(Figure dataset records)
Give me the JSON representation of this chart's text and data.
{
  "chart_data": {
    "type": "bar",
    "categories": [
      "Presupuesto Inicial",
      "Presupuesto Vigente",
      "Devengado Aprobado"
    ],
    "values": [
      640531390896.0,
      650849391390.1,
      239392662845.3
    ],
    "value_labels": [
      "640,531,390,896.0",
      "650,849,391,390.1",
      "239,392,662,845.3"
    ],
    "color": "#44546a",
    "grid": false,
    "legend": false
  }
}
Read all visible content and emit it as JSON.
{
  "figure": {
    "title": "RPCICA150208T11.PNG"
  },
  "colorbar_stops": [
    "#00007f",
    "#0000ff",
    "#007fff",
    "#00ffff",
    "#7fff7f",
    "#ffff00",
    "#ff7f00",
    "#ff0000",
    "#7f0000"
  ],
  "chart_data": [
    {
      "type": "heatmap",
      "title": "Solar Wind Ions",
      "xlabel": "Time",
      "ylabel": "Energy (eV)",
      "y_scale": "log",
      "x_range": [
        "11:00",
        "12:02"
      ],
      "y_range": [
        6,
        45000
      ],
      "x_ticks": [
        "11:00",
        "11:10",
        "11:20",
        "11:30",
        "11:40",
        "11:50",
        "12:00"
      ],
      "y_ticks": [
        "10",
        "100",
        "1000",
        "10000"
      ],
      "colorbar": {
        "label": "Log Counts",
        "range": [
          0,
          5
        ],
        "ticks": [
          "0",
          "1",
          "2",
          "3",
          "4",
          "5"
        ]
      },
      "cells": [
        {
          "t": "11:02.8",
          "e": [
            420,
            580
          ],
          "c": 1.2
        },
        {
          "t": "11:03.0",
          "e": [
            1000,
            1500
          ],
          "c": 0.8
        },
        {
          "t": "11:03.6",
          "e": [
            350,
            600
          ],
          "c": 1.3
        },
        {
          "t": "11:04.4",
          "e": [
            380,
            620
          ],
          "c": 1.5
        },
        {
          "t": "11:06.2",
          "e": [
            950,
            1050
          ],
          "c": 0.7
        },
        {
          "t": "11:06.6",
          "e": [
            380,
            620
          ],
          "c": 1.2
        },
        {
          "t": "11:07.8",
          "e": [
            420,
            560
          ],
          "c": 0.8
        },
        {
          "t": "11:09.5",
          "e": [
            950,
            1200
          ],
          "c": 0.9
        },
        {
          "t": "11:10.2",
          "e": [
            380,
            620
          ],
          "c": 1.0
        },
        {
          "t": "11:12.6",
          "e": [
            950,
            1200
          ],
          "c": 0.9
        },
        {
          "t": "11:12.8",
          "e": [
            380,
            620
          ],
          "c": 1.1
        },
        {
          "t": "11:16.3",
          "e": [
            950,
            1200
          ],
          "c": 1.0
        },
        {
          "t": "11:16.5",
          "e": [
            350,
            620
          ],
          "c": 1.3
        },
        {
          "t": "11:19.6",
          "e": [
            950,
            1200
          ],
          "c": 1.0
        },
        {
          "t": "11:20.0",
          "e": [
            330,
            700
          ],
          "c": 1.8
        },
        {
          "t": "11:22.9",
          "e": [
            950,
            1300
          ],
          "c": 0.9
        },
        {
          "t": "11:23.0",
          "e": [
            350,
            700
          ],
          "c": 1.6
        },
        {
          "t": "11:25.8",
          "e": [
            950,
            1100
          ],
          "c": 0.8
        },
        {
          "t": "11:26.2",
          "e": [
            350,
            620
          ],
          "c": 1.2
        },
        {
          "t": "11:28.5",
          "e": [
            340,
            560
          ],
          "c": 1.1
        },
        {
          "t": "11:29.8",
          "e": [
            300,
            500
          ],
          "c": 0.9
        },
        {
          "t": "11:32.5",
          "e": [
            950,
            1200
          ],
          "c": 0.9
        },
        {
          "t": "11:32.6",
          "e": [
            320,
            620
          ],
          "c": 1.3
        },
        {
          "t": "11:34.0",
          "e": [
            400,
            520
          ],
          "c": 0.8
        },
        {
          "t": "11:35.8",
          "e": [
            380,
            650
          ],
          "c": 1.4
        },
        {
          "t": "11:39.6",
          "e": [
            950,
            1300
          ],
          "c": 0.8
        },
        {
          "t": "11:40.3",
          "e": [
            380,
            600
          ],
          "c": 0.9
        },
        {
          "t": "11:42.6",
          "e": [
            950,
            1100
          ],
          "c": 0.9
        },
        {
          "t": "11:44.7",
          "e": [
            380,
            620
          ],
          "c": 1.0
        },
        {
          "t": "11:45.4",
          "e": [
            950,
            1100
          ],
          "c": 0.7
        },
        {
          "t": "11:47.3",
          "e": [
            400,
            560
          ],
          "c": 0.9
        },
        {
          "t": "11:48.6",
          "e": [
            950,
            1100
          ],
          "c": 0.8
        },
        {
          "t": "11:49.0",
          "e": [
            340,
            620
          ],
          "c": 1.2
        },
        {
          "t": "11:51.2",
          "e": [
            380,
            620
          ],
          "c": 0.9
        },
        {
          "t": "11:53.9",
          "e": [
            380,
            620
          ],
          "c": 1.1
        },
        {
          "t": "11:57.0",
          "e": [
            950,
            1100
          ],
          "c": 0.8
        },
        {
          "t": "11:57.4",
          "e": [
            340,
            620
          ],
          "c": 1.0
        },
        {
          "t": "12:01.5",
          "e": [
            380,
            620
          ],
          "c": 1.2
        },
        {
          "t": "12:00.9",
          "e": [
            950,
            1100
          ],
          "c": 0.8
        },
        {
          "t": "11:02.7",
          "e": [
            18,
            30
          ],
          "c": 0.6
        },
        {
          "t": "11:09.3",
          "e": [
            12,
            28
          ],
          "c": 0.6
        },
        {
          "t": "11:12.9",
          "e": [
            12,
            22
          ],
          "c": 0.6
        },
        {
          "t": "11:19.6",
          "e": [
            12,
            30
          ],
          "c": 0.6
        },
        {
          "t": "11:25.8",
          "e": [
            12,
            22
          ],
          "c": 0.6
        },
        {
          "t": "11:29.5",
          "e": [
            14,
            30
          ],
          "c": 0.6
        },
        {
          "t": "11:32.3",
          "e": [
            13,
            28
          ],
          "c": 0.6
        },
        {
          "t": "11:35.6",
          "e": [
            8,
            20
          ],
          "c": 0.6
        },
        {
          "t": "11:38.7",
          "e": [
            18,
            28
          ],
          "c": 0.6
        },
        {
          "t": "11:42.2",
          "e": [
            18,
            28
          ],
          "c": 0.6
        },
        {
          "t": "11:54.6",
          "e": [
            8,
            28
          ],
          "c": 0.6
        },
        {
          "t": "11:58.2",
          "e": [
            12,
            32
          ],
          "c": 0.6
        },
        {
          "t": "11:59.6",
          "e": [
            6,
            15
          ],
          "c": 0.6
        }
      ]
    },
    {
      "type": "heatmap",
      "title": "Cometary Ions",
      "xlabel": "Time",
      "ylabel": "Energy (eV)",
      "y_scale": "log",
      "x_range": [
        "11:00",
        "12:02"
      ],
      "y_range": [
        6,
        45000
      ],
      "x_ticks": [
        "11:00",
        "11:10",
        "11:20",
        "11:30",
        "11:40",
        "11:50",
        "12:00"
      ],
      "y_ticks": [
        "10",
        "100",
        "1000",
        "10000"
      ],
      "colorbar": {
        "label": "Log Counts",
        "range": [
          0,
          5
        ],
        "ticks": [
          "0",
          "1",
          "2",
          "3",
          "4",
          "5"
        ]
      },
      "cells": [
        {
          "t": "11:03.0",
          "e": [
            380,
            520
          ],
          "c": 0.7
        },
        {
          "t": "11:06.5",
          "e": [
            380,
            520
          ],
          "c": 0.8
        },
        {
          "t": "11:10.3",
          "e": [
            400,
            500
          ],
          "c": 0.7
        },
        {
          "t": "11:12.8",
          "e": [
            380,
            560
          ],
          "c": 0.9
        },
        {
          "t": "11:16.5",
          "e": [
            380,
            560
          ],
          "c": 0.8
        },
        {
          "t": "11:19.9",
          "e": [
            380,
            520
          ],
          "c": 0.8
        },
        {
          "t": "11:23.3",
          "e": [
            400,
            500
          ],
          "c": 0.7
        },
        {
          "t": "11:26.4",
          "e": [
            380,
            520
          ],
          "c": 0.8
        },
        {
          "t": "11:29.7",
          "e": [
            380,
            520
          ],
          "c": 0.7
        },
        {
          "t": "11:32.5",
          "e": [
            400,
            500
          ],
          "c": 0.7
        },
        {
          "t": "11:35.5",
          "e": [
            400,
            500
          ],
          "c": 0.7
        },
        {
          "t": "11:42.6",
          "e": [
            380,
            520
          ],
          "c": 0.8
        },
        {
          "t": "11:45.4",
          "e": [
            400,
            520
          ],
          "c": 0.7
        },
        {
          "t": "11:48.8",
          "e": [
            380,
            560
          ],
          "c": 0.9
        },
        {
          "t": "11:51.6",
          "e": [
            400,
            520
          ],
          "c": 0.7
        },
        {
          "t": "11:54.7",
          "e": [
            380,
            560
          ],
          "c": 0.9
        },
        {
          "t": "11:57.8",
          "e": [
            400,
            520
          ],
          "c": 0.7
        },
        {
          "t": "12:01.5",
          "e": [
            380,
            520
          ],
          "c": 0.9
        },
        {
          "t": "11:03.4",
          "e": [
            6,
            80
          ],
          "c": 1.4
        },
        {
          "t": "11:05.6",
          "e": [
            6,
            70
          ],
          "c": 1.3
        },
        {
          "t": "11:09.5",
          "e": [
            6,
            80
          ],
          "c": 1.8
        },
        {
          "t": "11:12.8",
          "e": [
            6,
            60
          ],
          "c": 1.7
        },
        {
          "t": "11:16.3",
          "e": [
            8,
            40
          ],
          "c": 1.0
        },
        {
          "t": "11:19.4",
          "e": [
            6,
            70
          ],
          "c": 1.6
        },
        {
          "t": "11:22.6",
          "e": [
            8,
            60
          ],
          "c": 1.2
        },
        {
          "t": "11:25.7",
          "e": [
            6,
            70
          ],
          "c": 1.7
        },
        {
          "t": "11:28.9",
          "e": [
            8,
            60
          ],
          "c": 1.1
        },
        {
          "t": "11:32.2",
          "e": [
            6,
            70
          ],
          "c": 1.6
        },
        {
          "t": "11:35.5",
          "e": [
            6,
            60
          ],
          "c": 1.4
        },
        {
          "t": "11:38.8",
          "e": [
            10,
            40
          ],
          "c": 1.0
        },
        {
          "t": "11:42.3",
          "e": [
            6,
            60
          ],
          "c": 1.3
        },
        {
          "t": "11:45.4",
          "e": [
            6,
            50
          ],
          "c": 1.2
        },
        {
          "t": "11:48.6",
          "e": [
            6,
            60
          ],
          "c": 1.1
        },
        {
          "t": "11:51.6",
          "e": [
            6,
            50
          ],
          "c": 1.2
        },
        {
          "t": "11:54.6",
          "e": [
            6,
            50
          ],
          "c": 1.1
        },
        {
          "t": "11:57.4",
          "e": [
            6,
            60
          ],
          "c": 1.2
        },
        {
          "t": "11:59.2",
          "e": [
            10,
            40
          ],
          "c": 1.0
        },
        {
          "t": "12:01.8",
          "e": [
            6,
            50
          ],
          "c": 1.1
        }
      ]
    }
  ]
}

#### WHAT IS NEEDED:
In the listing above, how many lines hold the word "JSON"? Give the number and nothing more.

#### SOLUTION TO THIS PROBLEM:
2